◆ **What is expected**:
When you repeat the entries below, please keep them exact and leave out the pictures.

◆ **Information supplied**:
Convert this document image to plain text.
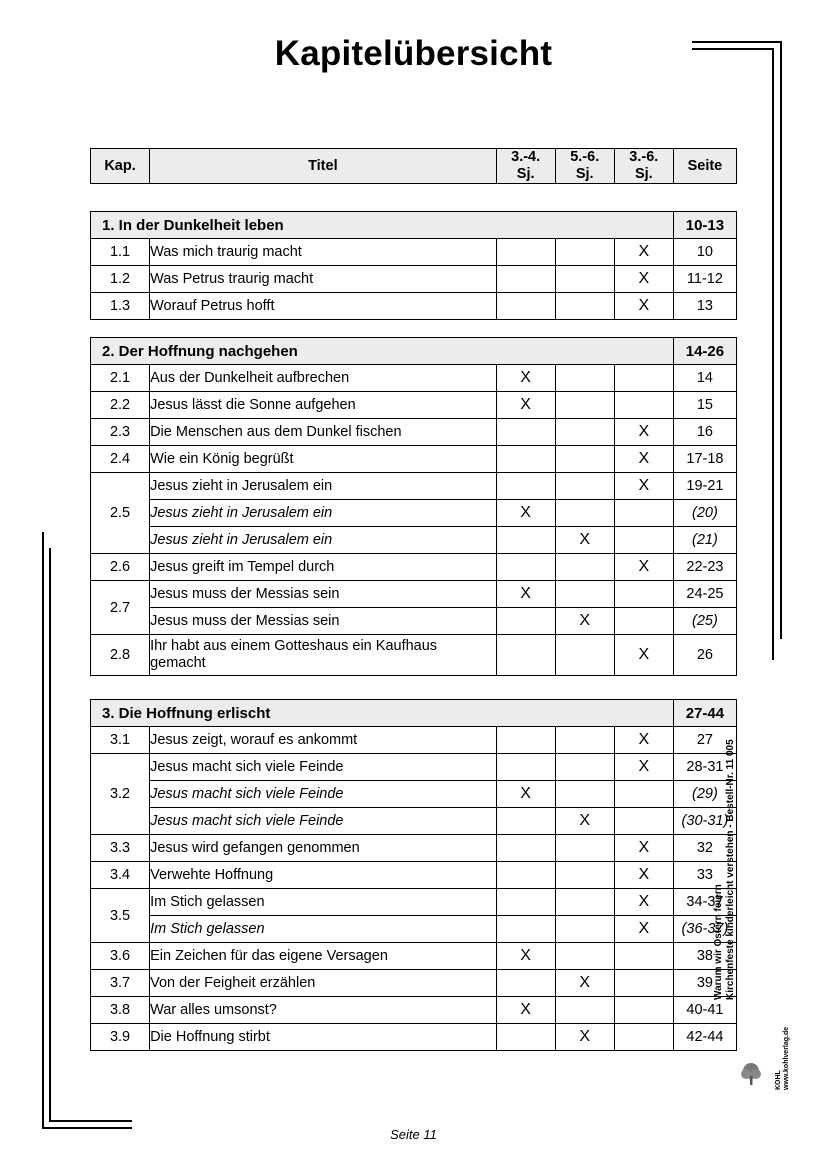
Kapitelübersicht
Kap.	Titel	3.-4. Sj.	5.-6. Sj.	3.-6. Sj.	Seite
1. In der Dunkelheit leben					10-13
1.1	Was mich traurig macht			X	10
1.2	Was Petrus traurig macht			X	11-12
1.3	Worauf Petrus hofft			X	13
2. Der Hoffnung nachgehen					14-26
2.1	Aus der Dunkelheit aufbrechen	X			14
2.2	Jesus lässt die Sonne aufgehen	X			15
2.3	Die Menschen aus dem Dunkel fischen			X	16
2.4	Wie ein König begrüßt			X	17-18
2.5	Jesus zieht in Jerusalem ein			X	19-21
	Jesus zieht in Jerusalem ein	X			(20)
	Jesus zieht in Jerusalem ein		X		(21)
2.6	Jesus greift im Tempel durch			X	22-23
2.7	Jesus muss der Messias sein	X			24-25
	Jesus muss der Messias sein		X		(25)
2.8	Ihr habt aus einem Gotteshaus ein Kaufhaus gemacht			X	26
3. Die Hoffnung erlischt					27-44
3.1	Jesus zeigt, worauf es ankommt			X	27
3.2	Jesus macht sich viele Feinde			X	28-31
	Jesus macht sich viele Feinde	X			(29)
	Jesus macht sich viele Feinde		X		(30-31)
3.3	Jesus wird gefangen genommen			X	32
3.4	Verwehte Hoffnung			X	33
3.5	Im Stich gelassen			X	34-37
	Im Stich gelassen			X	(36-37)
3.6	Ein Zeichen für das eigene Versagen	X			38
3.7	Von der Feigheit erzählen		X		39
3.8	War alles umsonst?	X			40-41
3.9	Die Hoffnung stirbt		X		42-44
Seite 11
Warum wir Ostern feiern Kirchenfeste kinderleicht verstehen - Bestell-Nr. 11 005
KOHL www.kohlverlag.de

◆ **Reply to the task**:
Convert this document image to plain text.
Kapitelübersicht
Kap.	Titel	3.-4. Sj.	5.-6. Sj.	3.-6. Sj.	Seite
1. In der Dunkelheit leben					10-13
1.1	Was mich traurig macht			X	10
1.2	Was Petrus traurig macht			X	11-12
1.3	Worauf Petrus hofft			X	13
2. Der Hoffnung nachgehen					14-26
2.1	Aus der Dunkelheit aufbrechen	X			14
2.2	Jesus lässt die Sonne aufgehen	X			15
2.3	Die Menschen aus dem Dunkel fischen			X	16
2.4	Wie ein König begrüßt			X	17-18
2.5	Jesus zieht in Jerusalem ein			X	19-21
	Jesus zieht in Jerusalem ein	X			(20)
	Jesus zieht in Jerusalem ein		X		(21)
2.6	Jesus greift im Tempel durch			X	22-23
2.7	Jesus muss der Messias sein	X			24-25
	Jesus muss der Messias sein		X		(25)
2.8	Ihr habt aus einem Gotteshaus ein Kaufhaus gemacht			X	26
3. Die Hoffnung erlischt					27-44
3.1	Jesus zeigt, worauf es ankommt			X	27
3.2	Jesus macht sich viele Feinde			X	28-31
	Jesus macht sich viele Feinde	X			(29)
	Jesus macht sich viele Feinde		X		(30-31)
3.3	Jesus wird gefangen genommen			X	32
3.4	Verwehte Hoffnung			X	33
3.5	Im Stich gelassen			X	34-37
	Im Stich gelassen			X	(36-37)
3.6	Ein Zeichen für das eigene Versagen	X			38
3.7	Von der Feigheit erzählen		X		39
3.8	War alles umsonst?	X			40-41
3.9	Die Hoffnung stirbt		X		42-44
Seite 11
Warum wir Ostern feiern Kirchenfeste kinderleicht verstehen - Bestell-Nr. 11 005
KOHL www.kohlverlag.de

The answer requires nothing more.